* start INFORMATION SHOWN *

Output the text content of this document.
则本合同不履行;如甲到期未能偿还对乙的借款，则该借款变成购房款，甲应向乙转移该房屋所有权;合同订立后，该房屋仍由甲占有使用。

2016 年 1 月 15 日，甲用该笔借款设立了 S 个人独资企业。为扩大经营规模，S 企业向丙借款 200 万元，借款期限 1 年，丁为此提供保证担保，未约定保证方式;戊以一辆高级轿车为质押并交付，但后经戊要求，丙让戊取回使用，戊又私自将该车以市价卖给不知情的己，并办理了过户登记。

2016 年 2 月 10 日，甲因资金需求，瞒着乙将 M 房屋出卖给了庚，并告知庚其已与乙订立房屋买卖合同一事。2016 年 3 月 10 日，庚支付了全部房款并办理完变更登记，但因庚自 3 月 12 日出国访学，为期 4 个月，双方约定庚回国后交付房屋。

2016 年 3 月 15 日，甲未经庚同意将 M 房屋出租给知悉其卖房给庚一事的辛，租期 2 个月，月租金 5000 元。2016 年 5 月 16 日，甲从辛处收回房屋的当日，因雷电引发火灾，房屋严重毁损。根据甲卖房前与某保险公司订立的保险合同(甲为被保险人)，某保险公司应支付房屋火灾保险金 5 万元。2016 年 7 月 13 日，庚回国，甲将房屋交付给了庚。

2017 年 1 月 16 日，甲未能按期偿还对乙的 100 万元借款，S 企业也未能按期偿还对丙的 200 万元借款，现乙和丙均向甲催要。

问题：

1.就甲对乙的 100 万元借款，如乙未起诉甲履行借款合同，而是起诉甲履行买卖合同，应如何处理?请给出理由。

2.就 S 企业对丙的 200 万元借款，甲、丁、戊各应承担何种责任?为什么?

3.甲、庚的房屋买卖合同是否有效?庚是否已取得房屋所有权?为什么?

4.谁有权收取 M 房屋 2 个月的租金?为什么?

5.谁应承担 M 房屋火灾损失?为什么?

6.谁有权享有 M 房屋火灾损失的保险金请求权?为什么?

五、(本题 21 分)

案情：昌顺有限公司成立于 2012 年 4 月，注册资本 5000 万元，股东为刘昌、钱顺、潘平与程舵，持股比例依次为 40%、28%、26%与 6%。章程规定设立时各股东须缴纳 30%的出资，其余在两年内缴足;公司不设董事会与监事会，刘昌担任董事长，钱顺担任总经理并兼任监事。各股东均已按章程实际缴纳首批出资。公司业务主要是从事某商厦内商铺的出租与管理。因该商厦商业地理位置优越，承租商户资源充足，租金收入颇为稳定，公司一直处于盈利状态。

* end INFORMATION SHOWN *

● CHALLENGE:
Every line of the listing that holds "万元借款" should be found and copied.

● WORKED SOLUTION:
2017 年 1 月 16 日，甲未能按期偿还对乙的 100 万元借款，S 企业也未能按期偿还对丙的 200 万元借款，现乙和丙均向甲催要。
1.就甲对乙的 100 万元借款，如乙未起诉甲履行借款合同，而是起诉甲履行买卖合同，应如何处理?请给出理由。
2.就 S 企业对丙的 200 万元借款，甲、丁、戊各应承担何种责任?为什么?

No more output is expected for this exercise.